DATA PROVIDED:
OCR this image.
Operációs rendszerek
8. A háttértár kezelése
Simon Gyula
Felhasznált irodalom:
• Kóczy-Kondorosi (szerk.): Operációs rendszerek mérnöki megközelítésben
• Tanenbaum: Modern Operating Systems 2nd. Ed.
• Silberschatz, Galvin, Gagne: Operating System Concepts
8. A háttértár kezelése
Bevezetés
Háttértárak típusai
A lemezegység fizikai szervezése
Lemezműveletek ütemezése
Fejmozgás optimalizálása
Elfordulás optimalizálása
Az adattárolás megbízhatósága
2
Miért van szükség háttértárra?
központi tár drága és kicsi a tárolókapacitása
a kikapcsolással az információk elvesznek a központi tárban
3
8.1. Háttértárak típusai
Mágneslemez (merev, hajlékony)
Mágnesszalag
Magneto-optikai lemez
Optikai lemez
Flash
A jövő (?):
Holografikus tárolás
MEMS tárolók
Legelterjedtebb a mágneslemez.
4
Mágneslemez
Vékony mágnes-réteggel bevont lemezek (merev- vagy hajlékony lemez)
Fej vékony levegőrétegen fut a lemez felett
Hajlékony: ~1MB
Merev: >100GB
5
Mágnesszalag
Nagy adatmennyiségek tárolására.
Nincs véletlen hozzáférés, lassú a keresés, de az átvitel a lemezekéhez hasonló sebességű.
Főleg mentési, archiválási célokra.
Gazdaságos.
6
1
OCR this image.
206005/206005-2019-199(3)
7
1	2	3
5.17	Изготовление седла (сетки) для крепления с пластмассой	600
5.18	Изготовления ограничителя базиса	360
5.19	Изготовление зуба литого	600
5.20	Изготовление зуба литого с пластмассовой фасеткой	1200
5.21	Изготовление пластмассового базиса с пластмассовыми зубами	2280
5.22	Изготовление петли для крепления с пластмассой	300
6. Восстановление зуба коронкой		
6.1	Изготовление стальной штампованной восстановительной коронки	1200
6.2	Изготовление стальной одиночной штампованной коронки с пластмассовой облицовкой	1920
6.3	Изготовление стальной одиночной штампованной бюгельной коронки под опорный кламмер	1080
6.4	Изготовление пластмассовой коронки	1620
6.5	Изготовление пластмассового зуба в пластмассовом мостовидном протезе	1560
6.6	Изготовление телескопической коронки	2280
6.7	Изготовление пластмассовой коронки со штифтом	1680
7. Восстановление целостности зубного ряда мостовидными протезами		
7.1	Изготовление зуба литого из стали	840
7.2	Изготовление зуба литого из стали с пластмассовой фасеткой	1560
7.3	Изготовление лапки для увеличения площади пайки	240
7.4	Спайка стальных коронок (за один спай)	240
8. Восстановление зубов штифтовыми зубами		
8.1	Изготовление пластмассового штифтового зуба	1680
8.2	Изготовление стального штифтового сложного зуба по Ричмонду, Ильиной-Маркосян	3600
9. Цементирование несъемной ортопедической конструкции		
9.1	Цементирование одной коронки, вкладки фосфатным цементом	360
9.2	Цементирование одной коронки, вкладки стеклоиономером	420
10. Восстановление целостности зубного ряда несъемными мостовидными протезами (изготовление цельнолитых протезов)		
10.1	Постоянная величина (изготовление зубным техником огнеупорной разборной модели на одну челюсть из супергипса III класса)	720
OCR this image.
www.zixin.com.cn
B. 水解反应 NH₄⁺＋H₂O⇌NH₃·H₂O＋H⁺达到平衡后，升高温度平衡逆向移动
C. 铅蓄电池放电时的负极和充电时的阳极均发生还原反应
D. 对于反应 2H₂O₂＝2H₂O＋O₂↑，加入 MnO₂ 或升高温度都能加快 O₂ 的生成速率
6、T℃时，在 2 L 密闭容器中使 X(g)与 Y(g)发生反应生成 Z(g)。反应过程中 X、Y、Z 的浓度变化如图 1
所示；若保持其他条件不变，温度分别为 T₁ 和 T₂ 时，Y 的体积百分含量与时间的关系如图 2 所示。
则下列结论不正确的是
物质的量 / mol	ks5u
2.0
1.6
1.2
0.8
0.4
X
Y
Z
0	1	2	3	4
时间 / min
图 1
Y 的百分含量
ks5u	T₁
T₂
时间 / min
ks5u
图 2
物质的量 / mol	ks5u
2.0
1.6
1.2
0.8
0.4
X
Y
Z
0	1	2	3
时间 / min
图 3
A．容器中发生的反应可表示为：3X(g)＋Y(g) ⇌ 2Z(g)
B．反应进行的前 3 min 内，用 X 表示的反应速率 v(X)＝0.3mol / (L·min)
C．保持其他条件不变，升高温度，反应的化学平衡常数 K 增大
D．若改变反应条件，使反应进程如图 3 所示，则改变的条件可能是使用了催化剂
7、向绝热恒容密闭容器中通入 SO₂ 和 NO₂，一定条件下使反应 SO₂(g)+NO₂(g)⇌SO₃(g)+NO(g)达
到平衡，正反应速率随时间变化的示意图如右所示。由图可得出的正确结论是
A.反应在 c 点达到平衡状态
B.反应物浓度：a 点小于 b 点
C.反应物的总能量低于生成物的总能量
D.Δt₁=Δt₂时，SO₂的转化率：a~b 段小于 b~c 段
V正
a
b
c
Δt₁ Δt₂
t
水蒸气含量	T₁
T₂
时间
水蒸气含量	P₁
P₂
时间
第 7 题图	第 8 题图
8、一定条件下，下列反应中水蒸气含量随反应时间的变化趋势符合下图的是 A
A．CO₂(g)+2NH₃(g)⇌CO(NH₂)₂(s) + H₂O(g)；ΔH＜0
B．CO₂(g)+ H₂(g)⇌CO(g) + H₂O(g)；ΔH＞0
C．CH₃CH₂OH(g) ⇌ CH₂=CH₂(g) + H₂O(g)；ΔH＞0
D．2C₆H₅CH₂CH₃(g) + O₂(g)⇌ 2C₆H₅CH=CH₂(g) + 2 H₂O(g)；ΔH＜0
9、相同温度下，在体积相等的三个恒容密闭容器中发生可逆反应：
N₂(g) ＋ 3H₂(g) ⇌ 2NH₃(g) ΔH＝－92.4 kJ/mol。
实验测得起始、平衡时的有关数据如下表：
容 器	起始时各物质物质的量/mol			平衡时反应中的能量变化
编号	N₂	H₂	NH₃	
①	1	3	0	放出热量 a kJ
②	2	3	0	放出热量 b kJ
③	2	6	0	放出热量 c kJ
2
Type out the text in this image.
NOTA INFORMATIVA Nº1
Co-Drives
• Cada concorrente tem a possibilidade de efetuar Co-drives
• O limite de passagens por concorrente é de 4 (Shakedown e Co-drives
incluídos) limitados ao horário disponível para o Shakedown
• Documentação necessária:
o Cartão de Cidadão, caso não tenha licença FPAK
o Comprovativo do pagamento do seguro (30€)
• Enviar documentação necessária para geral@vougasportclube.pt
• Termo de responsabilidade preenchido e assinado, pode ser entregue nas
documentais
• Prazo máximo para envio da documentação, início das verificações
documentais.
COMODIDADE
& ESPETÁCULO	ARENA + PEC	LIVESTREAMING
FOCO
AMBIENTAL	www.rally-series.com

REQUIREMENTS: Return each line in the records that holds the string "ряда".

THE OUTPUT:
7. Восстановление целостности зубного ряда мостовидными протезами		
10. Восстановление целостности зубного ряда несъемными мостовидными протезами (изготовление цельнолитых протезов)		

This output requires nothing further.